(GIVEN ENTRIES):
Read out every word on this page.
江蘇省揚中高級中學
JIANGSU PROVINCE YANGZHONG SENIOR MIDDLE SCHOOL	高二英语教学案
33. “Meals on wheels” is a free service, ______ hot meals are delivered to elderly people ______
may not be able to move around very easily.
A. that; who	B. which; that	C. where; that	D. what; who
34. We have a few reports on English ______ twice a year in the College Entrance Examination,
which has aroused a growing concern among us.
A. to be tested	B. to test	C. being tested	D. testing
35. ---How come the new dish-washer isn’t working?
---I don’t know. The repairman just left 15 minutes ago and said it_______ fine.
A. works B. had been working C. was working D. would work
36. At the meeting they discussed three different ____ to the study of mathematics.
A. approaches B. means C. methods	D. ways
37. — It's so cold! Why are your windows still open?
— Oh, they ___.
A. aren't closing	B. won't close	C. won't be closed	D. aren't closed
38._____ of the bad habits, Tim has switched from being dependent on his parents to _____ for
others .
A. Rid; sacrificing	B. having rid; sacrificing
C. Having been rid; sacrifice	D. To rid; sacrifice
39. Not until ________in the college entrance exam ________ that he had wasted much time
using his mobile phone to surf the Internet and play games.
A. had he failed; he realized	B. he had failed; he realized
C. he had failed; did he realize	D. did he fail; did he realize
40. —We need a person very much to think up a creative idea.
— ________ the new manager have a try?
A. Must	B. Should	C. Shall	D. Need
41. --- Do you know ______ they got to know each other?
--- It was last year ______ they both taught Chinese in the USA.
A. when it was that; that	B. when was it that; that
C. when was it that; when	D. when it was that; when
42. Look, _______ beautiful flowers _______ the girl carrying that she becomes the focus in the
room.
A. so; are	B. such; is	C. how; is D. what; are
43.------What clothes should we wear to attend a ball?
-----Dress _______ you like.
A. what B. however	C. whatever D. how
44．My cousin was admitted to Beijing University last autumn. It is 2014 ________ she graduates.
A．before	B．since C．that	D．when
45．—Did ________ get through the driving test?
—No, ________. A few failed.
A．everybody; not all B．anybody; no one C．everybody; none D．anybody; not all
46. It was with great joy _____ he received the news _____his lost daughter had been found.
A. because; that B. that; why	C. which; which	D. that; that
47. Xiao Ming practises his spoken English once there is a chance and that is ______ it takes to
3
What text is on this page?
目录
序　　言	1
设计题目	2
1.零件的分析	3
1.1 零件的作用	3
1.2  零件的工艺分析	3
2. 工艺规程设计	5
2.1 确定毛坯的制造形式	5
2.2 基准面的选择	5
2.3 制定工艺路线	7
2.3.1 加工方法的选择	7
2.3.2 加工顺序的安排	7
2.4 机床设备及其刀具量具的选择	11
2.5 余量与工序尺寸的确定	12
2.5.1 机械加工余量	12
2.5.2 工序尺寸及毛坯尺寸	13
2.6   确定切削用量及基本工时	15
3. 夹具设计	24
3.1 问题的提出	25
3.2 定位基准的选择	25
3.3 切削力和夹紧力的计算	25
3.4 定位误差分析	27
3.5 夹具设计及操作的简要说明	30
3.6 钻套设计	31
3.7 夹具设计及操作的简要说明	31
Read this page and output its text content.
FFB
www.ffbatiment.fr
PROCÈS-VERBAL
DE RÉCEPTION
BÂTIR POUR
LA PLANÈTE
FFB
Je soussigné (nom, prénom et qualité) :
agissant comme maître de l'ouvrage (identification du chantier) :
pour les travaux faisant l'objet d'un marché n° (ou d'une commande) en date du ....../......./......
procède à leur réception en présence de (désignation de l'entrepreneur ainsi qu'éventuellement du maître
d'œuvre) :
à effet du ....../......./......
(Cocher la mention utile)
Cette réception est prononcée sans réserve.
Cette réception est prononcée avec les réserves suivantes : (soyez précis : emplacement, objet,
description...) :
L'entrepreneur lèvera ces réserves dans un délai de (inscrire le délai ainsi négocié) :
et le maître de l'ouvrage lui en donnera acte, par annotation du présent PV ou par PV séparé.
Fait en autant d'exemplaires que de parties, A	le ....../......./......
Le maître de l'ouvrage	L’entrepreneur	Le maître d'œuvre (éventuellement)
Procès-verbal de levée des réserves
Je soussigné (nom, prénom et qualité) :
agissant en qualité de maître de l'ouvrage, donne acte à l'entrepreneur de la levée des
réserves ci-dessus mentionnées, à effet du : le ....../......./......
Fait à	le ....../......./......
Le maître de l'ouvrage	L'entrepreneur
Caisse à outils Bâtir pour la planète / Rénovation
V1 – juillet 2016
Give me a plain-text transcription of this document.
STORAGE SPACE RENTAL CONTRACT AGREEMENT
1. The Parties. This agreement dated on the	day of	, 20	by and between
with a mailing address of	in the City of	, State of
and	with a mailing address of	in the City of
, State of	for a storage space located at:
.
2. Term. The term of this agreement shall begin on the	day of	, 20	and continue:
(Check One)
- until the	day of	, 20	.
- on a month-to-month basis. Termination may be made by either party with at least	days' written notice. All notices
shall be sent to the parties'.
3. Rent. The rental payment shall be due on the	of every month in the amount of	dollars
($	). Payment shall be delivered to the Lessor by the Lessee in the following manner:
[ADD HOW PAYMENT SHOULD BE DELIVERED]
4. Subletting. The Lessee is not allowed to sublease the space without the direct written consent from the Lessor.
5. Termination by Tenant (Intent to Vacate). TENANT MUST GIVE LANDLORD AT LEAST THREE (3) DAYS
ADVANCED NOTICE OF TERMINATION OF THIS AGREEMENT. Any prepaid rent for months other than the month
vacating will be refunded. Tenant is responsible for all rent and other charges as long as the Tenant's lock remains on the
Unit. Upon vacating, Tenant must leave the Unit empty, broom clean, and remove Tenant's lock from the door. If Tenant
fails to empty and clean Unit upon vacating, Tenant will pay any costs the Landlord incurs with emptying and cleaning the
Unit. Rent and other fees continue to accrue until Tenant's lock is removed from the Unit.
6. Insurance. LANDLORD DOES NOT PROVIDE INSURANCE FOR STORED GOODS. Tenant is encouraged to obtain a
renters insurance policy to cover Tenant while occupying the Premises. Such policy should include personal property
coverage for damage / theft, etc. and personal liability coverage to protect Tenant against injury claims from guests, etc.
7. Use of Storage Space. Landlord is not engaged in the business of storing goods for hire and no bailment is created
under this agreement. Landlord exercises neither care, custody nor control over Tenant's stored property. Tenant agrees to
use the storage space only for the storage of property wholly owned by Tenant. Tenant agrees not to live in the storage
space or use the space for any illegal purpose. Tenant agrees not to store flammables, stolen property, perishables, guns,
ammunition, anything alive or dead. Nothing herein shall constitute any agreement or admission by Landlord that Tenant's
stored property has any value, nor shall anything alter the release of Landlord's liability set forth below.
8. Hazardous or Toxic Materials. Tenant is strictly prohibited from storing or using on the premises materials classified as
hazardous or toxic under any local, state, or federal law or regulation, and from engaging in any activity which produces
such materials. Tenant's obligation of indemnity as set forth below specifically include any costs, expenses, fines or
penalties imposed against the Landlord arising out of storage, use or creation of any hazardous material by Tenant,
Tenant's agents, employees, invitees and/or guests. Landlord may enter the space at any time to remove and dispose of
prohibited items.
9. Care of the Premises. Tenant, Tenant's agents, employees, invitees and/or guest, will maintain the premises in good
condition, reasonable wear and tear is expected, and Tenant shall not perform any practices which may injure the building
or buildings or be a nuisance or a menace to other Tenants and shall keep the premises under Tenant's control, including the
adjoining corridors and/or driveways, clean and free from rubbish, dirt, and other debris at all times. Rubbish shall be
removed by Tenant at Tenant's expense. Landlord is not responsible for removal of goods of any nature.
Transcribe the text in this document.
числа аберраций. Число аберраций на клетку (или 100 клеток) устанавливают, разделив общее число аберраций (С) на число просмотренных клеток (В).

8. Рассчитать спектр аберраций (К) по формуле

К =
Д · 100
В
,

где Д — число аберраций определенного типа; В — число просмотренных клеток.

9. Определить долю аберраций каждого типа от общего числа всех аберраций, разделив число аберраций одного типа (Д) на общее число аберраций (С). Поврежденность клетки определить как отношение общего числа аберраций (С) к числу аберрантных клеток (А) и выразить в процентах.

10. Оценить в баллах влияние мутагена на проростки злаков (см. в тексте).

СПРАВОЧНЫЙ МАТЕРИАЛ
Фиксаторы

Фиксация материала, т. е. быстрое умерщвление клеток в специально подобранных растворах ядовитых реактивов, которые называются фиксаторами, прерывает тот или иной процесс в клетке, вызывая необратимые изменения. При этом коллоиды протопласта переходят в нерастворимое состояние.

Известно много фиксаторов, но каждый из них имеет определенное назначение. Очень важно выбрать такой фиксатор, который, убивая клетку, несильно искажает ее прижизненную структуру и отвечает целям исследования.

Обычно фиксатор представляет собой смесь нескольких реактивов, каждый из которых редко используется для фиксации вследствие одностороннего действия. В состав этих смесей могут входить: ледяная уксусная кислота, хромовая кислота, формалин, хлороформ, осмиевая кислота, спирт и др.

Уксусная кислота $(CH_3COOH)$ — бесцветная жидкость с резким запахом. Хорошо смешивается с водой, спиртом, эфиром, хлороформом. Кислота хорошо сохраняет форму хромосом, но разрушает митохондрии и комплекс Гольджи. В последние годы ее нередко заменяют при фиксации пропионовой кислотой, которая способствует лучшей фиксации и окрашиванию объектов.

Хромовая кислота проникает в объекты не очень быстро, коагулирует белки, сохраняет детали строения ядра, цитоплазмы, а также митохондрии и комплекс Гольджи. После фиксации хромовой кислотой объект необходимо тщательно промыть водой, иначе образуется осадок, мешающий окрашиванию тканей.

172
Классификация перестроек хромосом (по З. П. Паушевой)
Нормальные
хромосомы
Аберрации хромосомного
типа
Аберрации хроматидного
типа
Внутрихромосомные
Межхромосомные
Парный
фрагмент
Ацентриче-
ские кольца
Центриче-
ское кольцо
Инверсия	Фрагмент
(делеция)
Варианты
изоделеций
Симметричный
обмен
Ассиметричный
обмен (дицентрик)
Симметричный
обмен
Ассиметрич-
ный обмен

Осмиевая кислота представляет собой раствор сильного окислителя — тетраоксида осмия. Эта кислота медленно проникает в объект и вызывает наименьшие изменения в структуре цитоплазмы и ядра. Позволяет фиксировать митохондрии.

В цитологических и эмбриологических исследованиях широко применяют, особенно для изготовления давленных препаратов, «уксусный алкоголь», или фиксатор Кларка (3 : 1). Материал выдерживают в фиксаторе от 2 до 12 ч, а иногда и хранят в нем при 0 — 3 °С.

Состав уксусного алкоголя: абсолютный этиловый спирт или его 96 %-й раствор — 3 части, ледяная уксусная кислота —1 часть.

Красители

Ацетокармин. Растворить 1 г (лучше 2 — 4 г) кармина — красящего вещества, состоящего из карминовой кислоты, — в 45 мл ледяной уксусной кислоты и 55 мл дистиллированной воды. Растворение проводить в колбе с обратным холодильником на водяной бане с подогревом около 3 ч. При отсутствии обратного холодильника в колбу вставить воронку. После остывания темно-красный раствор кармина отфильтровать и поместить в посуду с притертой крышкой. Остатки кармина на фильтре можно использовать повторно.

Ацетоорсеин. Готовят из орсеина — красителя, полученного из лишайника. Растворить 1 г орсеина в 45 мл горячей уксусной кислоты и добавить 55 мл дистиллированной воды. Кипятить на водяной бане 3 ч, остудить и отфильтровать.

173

(TASK STATEMENT): Scan the material above for the string "they" and return the lines that hold it.

(OUTPUT BELOW):
36. At the meeting they discussed three different ____ to the study of mathematics.
— Oh, they ___.
41. --- Do you know ______ they got to know each other?
--- It was last year ______ they both taught Chinese in the USA.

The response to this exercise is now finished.